**Given request**
Provide the records once more, identical to the original.

[Stored data]
BEGIN

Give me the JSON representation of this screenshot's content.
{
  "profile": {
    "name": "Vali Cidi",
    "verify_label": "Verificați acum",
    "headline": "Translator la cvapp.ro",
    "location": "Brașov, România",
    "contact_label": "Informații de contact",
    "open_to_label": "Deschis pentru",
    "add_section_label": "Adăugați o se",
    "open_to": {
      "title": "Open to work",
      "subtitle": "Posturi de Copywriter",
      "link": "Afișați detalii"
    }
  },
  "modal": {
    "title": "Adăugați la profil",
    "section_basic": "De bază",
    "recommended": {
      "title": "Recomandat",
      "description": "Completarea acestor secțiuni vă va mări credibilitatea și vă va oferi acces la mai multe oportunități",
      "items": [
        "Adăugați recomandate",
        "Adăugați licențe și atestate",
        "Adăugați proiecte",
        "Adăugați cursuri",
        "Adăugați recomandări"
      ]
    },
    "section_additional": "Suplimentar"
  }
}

END

**Reply**
Give me the JSON representation of this screenshot's content.
{
  "profile": {
    "name": "Vali Cidi",
    "verify_label": "Verificați acum",
    "headline": "Translator la cvapp.ro",
    "location": "Brașov, România",
    "contact_label": "Informații de contact",
    "open_to_label": "Deschis pentru",
    "add_section_label": "Adăugați o se",
    "open_to": {
      "title": "Open to work",
      "subtitle": "Posturi de Copywriter",
      "link": "Afișați detalii"
    }
  },
  "modal": {
    "title": "Adăugați la profil",
    "section_basic": "De bază",
    "recommended": {
      "title": "Recomandat",
      "description": "Completarea acestor secțiuni vă va mări credibilitatea și vă va oferi acces la mai multe oportunități",
      "items": [
        "Adăugați recomandate",
        "Adăugați licențe și atestate",
        "Adăugați proiecte",
        "Adăugați cursuri",
        "Adăugați recomandări"
      ]
    },
    "section_additional": "Suplimentar"
  }
}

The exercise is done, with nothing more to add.